SET PROBLEM » All records below must be retyped exactly.

[Dataset rows]
=====
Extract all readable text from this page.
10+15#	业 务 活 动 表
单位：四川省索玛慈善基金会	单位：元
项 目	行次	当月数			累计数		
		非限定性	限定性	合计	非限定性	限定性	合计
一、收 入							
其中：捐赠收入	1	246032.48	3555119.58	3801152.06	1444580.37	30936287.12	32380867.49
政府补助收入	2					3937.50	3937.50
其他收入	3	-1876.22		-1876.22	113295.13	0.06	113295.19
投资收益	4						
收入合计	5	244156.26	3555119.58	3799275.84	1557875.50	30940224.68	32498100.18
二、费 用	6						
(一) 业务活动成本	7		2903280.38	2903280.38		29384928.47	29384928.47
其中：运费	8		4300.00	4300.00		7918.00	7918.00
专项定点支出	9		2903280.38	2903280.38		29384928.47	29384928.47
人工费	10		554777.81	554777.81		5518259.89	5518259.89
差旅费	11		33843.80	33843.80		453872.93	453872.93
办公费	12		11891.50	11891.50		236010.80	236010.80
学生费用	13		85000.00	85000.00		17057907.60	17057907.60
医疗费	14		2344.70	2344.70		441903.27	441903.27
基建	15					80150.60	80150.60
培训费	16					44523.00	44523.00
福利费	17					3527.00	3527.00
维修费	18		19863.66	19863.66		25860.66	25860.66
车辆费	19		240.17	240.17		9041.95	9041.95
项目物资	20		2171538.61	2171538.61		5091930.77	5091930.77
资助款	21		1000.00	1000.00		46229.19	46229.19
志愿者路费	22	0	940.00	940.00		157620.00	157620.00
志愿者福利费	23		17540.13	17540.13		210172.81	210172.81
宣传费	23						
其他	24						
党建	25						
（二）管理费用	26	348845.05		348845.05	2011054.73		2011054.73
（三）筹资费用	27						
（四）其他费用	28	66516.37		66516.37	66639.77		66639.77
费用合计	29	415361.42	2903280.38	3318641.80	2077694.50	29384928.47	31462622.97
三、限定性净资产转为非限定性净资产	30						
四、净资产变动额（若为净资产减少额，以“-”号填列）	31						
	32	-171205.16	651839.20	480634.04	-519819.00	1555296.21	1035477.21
=====
SOLUTION »
Extract all readable text from this page.
10+15#	业 务 活 动 表
单位：四川省索玛慈善基金会	单位：元
项 目	行次	当月数			累计数		
		非限定性	限定性	合计	非限定性	限定性	合计
一、收 入							
其中：捐赠收入	1	246032.48	3555119.58	3801152.06	1444580.37	30936287.12	32380867.49
政府补助收入	2					3937.50	3937.50
其他收入	3	-1876.22		-1876.22	113295.13	0.06	113295.19
投资收益	4						
收入合计	5	244156.26	3555119.58	3799275.84	1557875.50	30940224.68	32498100.18
二、费 用	6						
(一) 业务活动成本	7		2903280.38	2903280.38		29384928.47	29384928.47
其中：运费	8		4300.00	4300.00		7918.00	7918.00
专项定点支出	9		2903280.38	2903280.38		29384928.47	29384928.47
人工费	10		554777.81	554777.81		5518259.89	5518259.89
差旅费	11		33843.80	33843.80		453872.93	453872.93
办公费	12		11891.50	11891.50		236010.80	236010.80
学生费用	13		85000.00	85000.00		17057907.60	17057907.60
医疗费	14		2344.70	2344.70		441903.27	441903.27
基建	15					80150.60	80150.60
培训费	16					44523.00	44523.00
福利费	17					3527.00	3527.00
维修费	18		19863.66	19863.66		25860.66	25860.66
车辆费	19		240.17	240.17		9041.95	9041.95
项目物资	20		2171538.61	2171538.61		5091930.77	5091930.77
资助款	21		1000.00	1000.00		46229.19	46229.19
志愿者路费	22	0	940.00	940.00		157620.00	157620.00
志愿者福利费	23		17540.13	17540.13		210172.81	210172.81
宣传费	23						
其他	24						
党建	25						
（二）管理费用	26	348845.05		348845.05	2011054.73		2011054.73
（三）筹资费用	27						
（四）其他费用	28	66516.37		66516.37	66639.77		66639.77
费用合计	29	415361.42	2903280.38	3318641.80	2077694.50	29384928.47	31462622.97
三、限定性净资产转为非限定性净资产	30						
四、净资产变动额（若为净资产减少额，以“-”号填列）	31						
	32	-171205.16	651839.20	480634.04	-519819.00	1555296.21	1035477.21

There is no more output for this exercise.